● **WORK REQUIRED**
Please write out the records again, substituting "boat-mast" for every "ship-mast" and keeping everything else the same.

(Rows from a layout dataset)
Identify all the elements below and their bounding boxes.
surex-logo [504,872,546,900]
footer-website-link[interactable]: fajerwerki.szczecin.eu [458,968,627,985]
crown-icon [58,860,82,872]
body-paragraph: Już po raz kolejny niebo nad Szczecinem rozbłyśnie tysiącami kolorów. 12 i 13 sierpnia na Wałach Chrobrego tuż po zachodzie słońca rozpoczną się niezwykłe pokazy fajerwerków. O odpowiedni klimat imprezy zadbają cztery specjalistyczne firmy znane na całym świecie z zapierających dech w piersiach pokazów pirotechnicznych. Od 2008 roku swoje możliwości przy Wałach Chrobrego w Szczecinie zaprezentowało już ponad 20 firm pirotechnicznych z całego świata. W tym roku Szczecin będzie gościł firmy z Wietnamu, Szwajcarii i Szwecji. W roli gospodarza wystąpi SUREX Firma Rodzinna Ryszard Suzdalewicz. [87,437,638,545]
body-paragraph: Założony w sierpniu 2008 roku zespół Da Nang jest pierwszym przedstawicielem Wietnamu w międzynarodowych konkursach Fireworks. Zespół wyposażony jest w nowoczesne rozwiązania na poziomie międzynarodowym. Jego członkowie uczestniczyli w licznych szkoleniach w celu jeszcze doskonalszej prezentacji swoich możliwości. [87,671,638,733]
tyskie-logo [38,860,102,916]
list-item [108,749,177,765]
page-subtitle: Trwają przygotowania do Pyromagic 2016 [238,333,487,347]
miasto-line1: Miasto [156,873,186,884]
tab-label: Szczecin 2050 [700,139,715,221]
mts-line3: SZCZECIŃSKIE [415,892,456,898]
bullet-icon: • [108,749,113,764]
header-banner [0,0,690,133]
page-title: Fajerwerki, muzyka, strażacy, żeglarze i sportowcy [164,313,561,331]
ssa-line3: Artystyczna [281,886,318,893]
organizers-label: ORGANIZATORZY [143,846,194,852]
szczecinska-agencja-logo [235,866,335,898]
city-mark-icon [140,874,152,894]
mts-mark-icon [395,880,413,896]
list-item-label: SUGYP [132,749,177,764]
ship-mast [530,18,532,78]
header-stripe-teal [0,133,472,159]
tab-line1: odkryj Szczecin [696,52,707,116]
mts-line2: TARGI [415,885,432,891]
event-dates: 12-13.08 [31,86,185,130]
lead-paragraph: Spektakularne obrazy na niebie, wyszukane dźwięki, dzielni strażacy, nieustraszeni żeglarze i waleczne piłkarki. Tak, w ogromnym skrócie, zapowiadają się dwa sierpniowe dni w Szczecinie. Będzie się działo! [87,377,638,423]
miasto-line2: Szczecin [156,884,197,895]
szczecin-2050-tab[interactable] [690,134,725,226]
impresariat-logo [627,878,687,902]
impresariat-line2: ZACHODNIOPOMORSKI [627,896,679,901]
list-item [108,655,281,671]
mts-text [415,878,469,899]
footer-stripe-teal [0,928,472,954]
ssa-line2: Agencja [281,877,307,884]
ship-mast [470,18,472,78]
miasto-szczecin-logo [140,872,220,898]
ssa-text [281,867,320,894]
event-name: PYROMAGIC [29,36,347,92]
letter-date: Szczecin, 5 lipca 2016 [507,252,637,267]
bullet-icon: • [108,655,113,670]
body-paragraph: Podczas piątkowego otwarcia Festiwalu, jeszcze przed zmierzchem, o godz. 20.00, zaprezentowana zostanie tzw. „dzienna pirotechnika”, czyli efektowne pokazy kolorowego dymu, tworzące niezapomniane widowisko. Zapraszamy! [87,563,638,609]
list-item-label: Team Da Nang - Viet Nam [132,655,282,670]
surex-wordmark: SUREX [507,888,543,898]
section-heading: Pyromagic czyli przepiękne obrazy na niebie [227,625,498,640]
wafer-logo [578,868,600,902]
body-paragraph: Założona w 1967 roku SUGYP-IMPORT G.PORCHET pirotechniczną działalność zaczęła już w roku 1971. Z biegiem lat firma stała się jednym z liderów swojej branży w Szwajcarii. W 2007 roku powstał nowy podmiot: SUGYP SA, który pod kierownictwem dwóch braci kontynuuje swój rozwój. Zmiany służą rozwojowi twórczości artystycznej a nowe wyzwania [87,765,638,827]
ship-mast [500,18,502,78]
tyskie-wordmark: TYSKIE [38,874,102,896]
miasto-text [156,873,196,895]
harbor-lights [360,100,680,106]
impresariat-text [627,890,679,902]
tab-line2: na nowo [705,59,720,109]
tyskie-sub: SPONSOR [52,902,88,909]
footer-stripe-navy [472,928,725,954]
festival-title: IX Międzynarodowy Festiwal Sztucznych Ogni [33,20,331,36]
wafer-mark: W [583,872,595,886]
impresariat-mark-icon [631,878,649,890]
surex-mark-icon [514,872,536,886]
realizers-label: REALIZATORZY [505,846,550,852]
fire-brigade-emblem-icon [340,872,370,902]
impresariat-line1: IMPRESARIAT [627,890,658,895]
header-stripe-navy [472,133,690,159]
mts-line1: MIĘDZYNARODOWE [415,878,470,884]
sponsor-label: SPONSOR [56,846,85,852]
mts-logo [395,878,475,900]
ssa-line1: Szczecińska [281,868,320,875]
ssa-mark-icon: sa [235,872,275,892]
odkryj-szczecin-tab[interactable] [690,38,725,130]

● **RESPONSE FOR THIS EXERCISE**
Identify all the elements below and their bounding boxes.
surex-logo [504,872,546,900]
footer-website-link[interactable]: fajerwerki.szczecin.eu [458,968,627,985]
crown-icon [58,860,82,872]
body-paragraph: Już po raz kolejny niebo nad Szczecinem rozbłyśnie tysiącami kolorów. 12 i 13 sierpnia na Wałach Chrobrego tuż po zachodzie słońca rozpoczną się niezwykłe pokazy fajerwerków. O odpowiedni klimat imprezy zadbają cztery specjalistyczne firmy znane na całym świecie z zapierających dech w piersiach pokazów pirotechnicznych. Od 2008 roku swoje możliwości przy Wałach Chrobrego w Szczecinie zaprezentowało już ponad 20 firm pirotechnicznych z całego świata. W tym roku Szczecin będzie gościł firmy z Wietnamu, Szwajcarii i Szwecji. W roli gospodarza wystąpi SUREX Firma Rodzinna Ryszard Suzdalewicz. [87,437,638,545]
body-paragraph: Założony w sierpniu 2008 roku zespół Da Nang jest pierwszym przedstawicielem Wietnamu w międzynarodowych konkursach Fireworks. Zespół wyposażony jest w nowoczesne rozwiązania na poziomie międzynarodowym. Jego członkowie uczestniczyli w licznych szkoleniach w celu jeszcze doskonalszej prezentacji swoich możliwości. [87,671,638,733]
tyskie-logo [38,860,102,916]
list-item [108,749,177,765]
page-subtitle: Trwają przygotowania do Pyromagic 2016 [238,333,487,347]
miasto-line1: Miasto [156,873,186,884]
tab-label: Szczecin 2050 [700,139,715,221]
mts-line3: SZCZECIŃSKIE [415,892,456,898]
bullet-icon: • [108,749,113,764]
header-banner [0,0,690,133]
page-title: Fajerwerki, muzyka, strażacy, żeglarze i sportowcy [164,313,561,331]
ssa-line3: Artystyczna [281,886,318,893]
organizers-label: ORGANIZATORZY [143,846,194,852]
szczecinska-agencja-logo [235,866,335,898]
city-mark-icon [140,874,152,894]
mts-mark-icon [395,880,413,896]
list-item-label: SUGYP [132,749,177,764]
boat-mast [530,18,532,78]
header-stripe-teal [0,133,472,159]
tab-line1: odkryj Szczecin [696,52,707,116]
mts-line2: TARGI [415,885,432,891]
event-dates: 12-13.08 [31,86,185,130]
lead-paragraph: Spektakularne obrazy na niebie, wyszukane dźwięki, dzielni strażacy, nieustraszeni żeglarze i waleczne piłkarki. Tak, w ogromnym skrócie, zapowiadają się dwa sierpniowe dni w Szczecinie. Będzie się działo! [87,377,638,423]
miasto-line2: Szczecin [156,884,197,895]
szczecin-2050-tab[interactable] [690,134,725,226]
impresariat-logo [627,878,687,902]
impresariat-line2: ZACHODNIOPOMORSKI [627,896,679,901]
list-item [108,655,281,671]
mts-text [415,878,469,899]
footer-stripe-teal [0,928,472,954]
ssa-line2: Agencja [281,877,307,884]
boat-mast [470,18,472,78]
miasto-szczecin-logo [140,872,220,898]
ssa-text [281,867,320,894]
event-name: PYROMAGIC [29,36,347,92]
letter-date: Szczecin, 5 lipca 2016 [507,252,637,267]
bullet-icon: • [108,655,113,670]
body-paragraph: Podczas piątkowego otwarcia Festiwalu, jeszcze przed zmierzchem, o godz. 20.00, zaprezentowana zostanie tzw. „dzienna pirotechnika”, czyli efektowne pokazy kolorowego dymu, tworzące niezapomniane widowisko. Zapraszamy! [87,563,638,609]
list-item-label: Team Da Nang - Viet Nam [132,655,282,670]
surex-wordmark: SUREX [507,888,543,898]
section-heading: Pyromagic czyli przepiękne obrazy na niebie [227,625,498,640]
wafer-logo [578,868,600,902]
body-paragraph: Założona w 1967 roku SUGYP-IMPORT G.PORCHET pirotechniczną działalność zaczęła już w roku 1971. Z biegiem lat firma stała się jednym z liderów swojej branży w Szwajcarii. W 2007 roku powstał nowy podmiot: SUGYP SA, który pod kierownictwem dwóch braci kontynuuje swój rozwój. Zmiany służą rozwojowi twórczości artystycznej a nowe wyzwania [87,765,638,827]
boat-mast [500,18,502,78]
tyskie-wordmark: TYSKIE [38,874,102,896]
miasto-text [156,873,196,895]
harbor-lights [360,100,680,106]
impresariat-text [627,890,679,902]
tab-line2: na nowo [705,59,720,109]
tyskie-sub: SPONSOR [52,902,88,909]
footer-stripe-navy [472,928,725,954]
festival-title: IX Międzynarodowy Festiwal Sztucznych Ogni [33,20,331,36]
wafer-mark: W [583,872,595,886]
impresariat-mark-icon [631,878,649,890]
surex-mark-icon [514,872,536,886]
realizers-label: REALIZATORZY [505,846,550,852]
fire-brigade-emblem-icon [340,872,370,902]
impresariat-line1: IMPRESARIAT [627,890,658,895]
header-stripe-navy [472,133,690,159]
mts-line1: MIĘDZYNARODOWE [415,878,470,884]
sponsor-label: SPONSOR [56,846,85,852]
mts-logo [395,878,475,900]
ssa-line1: Szczecińska [281,868,320,875]
ssa-mark-icon: sa [235,872,275,892]
odkryj-szczecin-tab[interactable] [690,38,725,130]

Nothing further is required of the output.